• **Challenge**
Each line containing the word "tags" needs to be copied.
_ _ _ _ _
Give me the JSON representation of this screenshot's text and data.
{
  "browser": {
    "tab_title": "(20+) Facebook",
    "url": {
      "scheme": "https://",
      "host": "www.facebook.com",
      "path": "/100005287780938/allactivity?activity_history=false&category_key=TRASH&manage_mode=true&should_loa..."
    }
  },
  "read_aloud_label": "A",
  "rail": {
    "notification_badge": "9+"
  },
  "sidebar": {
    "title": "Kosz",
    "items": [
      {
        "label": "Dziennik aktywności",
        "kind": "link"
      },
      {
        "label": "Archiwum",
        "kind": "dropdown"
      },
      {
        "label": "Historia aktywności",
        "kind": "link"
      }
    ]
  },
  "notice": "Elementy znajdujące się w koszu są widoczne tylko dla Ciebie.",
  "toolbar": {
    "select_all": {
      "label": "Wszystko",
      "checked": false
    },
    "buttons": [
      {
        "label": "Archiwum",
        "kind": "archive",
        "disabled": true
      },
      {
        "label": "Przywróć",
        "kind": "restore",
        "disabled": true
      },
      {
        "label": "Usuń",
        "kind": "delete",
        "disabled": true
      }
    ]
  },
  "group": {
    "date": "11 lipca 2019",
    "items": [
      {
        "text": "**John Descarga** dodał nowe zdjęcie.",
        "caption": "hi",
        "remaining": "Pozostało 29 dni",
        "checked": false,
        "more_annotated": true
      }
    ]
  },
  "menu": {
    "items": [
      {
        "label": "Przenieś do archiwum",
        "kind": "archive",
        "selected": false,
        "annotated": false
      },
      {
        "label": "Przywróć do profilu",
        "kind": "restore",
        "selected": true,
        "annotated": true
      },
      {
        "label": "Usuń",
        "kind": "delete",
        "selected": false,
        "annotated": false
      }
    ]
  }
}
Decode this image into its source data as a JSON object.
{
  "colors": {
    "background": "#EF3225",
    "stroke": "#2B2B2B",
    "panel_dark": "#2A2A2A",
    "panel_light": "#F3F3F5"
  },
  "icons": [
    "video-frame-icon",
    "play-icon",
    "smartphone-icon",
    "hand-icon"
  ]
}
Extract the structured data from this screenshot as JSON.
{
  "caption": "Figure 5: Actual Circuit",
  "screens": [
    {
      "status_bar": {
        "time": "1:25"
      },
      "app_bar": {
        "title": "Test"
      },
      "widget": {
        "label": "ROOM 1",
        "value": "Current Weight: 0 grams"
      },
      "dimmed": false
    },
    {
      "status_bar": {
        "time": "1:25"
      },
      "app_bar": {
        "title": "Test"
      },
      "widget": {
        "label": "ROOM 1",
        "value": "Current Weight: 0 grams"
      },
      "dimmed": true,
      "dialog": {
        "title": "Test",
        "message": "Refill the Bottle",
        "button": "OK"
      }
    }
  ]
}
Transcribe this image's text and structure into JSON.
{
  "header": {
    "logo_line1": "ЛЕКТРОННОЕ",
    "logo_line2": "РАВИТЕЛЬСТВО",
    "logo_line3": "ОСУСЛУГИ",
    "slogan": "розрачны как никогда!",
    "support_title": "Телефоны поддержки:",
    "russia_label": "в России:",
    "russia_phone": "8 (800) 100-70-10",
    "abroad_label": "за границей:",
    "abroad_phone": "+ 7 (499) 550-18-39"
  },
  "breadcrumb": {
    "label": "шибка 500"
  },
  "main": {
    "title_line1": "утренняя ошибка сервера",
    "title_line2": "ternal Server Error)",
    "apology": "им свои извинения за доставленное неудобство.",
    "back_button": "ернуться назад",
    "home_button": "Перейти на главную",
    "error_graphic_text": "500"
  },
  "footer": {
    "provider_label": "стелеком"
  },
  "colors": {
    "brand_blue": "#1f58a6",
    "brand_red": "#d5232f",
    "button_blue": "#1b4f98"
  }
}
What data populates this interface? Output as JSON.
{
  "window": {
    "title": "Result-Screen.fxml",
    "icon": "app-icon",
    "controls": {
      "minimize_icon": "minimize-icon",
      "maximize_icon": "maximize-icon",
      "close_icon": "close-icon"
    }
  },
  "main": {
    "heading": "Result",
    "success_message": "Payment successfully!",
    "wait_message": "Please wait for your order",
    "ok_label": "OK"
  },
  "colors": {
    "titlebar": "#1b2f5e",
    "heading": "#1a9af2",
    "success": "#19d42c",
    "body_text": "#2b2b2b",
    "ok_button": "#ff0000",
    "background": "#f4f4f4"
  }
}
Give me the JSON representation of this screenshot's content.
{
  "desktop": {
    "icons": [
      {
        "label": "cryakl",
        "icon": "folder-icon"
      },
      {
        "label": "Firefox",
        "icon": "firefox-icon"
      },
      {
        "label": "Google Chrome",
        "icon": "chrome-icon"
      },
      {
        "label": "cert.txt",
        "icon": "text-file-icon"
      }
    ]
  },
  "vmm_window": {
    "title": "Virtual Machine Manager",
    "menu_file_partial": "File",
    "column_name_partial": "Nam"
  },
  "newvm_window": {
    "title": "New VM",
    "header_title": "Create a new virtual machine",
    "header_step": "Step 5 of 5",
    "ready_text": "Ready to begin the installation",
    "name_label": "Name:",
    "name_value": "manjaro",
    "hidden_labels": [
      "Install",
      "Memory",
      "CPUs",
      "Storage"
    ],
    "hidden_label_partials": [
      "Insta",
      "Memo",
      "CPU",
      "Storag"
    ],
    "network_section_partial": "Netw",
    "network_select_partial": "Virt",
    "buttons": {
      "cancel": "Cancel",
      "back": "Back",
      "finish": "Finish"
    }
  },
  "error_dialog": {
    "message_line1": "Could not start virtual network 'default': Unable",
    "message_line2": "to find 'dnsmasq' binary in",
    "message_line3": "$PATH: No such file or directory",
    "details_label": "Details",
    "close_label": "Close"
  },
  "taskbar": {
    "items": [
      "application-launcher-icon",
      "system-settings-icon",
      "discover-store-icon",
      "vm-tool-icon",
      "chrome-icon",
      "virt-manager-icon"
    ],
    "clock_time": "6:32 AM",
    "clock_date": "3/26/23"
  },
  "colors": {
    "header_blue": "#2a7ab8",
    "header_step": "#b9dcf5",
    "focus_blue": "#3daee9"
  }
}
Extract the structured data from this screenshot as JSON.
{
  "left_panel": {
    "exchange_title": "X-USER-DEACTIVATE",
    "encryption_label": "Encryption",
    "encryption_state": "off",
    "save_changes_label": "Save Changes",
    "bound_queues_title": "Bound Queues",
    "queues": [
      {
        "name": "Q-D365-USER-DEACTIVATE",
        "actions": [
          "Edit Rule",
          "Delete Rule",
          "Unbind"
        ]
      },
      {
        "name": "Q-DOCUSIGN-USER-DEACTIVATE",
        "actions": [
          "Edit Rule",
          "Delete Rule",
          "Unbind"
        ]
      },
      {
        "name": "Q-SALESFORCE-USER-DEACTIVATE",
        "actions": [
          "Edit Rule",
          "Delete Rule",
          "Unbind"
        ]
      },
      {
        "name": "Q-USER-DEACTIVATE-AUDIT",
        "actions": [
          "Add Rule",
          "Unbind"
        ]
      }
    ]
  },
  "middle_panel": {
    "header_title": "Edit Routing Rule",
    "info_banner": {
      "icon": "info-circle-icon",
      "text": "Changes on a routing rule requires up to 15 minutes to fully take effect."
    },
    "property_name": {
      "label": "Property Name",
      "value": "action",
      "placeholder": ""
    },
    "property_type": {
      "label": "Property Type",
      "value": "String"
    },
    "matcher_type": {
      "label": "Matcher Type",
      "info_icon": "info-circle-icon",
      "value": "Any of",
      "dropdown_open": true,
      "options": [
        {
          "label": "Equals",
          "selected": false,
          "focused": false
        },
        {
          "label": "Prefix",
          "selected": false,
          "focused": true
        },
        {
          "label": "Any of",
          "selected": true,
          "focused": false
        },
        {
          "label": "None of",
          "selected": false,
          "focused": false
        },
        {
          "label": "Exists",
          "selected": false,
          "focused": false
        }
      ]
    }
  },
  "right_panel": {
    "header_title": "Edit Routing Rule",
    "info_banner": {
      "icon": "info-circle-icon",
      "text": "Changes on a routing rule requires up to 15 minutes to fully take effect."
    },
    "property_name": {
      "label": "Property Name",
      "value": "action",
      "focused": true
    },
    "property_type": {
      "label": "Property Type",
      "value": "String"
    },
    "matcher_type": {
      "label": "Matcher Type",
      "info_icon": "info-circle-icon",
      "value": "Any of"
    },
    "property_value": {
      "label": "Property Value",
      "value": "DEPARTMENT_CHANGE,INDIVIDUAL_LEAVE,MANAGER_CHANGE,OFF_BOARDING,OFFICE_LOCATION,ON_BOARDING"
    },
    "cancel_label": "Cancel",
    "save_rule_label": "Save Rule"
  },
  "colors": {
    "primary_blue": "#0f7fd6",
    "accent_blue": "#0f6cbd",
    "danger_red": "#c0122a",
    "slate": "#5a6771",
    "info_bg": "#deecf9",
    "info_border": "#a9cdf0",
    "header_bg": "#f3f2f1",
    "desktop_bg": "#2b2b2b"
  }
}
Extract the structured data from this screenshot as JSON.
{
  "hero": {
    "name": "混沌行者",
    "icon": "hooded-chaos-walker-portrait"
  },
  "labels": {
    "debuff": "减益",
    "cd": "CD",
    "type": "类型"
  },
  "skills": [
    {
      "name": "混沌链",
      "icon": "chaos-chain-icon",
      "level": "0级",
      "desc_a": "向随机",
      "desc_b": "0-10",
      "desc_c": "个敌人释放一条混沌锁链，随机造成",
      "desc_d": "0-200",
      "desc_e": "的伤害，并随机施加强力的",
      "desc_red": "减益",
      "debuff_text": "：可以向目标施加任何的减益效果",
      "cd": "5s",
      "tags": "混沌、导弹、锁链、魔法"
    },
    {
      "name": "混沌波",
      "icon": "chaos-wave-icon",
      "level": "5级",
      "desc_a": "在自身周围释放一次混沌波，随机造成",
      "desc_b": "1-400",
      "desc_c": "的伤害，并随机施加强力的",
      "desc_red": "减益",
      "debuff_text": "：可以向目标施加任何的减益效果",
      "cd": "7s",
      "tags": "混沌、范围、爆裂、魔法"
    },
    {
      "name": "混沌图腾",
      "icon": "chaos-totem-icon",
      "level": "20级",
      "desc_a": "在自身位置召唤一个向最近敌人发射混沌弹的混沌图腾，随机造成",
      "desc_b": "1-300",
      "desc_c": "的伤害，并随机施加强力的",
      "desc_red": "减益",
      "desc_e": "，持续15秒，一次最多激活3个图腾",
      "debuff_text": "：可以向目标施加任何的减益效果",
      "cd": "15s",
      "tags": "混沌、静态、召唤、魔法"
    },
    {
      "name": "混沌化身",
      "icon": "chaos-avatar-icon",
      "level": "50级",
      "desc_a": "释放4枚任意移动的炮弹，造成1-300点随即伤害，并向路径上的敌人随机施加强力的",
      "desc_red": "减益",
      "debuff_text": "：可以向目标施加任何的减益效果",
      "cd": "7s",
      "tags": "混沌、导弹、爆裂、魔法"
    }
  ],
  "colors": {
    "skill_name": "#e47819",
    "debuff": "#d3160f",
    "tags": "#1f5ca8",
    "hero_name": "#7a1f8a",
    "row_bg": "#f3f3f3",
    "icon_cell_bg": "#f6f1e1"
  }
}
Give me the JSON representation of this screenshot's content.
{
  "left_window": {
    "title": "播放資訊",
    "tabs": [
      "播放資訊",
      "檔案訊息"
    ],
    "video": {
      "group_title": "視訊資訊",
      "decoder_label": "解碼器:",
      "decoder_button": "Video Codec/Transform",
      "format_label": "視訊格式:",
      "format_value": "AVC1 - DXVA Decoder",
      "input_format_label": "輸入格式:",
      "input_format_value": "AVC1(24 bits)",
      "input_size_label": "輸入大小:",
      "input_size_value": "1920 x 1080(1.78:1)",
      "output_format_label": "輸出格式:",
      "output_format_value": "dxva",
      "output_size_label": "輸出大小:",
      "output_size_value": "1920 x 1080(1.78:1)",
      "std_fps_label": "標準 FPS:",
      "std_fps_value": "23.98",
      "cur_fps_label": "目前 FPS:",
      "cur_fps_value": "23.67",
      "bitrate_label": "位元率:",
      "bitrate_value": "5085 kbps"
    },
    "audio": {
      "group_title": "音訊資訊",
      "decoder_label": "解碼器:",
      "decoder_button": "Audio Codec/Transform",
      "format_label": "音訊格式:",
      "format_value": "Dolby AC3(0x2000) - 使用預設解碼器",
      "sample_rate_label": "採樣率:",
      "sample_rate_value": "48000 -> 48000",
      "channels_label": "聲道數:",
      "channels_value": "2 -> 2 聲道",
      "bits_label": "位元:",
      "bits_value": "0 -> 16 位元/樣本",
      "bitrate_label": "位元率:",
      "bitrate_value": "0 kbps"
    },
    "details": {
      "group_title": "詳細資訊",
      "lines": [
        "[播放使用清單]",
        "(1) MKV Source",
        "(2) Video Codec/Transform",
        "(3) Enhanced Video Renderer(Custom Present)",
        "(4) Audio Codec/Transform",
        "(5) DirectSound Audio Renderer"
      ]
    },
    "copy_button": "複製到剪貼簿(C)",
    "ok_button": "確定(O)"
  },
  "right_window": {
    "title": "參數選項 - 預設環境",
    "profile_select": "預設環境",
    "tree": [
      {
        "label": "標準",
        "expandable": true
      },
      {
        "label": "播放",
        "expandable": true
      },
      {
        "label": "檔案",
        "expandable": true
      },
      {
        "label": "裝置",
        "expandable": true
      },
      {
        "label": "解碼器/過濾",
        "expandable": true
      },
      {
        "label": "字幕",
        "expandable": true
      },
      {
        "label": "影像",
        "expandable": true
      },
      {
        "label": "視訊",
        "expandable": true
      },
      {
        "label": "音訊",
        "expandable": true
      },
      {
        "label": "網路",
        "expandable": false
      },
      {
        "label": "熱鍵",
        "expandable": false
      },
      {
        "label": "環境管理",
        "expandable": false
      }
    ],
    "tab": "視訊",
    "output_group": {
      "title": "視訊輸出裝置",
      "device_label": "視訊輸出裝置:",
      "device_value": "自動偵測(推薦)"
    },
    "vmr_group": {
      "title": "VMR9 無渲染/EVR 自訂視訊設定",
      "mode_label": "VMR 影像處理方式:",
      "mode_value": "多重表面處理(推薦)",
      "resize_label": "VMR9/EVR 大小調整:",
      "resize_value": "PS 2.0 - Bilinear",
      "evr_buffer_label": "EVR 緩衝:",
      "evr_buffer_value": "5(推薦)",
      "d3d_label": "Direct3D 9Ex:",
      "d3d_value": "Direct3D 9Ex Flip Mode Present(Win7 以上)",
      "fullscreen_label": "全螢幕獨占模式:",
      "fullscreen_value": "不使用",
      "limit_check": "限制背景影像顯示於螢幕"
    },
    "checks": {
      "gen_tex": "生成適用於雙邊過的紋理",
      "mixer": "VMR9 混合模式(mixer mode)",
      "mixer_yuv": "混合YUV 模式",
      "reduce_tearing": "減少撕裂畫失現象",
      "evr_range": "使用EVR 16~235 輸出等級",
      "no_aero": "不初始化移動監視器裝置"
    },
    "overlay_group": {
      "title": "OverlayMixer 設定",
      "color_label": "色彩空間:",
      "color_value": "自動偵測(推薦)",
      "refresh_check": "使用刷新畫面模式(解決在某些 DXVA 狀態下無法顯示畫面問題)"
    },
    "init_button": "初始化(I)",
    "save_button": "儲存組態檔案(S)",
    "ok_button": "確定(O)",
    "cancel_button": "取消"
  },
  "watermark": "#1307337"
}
_ _ _ _ _
• **Worked answer**
      "tags": "混沌、导弹、锁链、魔法"
      "tags": "混沌、范围、爆裂、魔法"
      "tags": "混沌、静态、召唤、魔法"
      "tags": "混沌、导弹、爆裂、魔法"
    "tags": "#1f5ca8",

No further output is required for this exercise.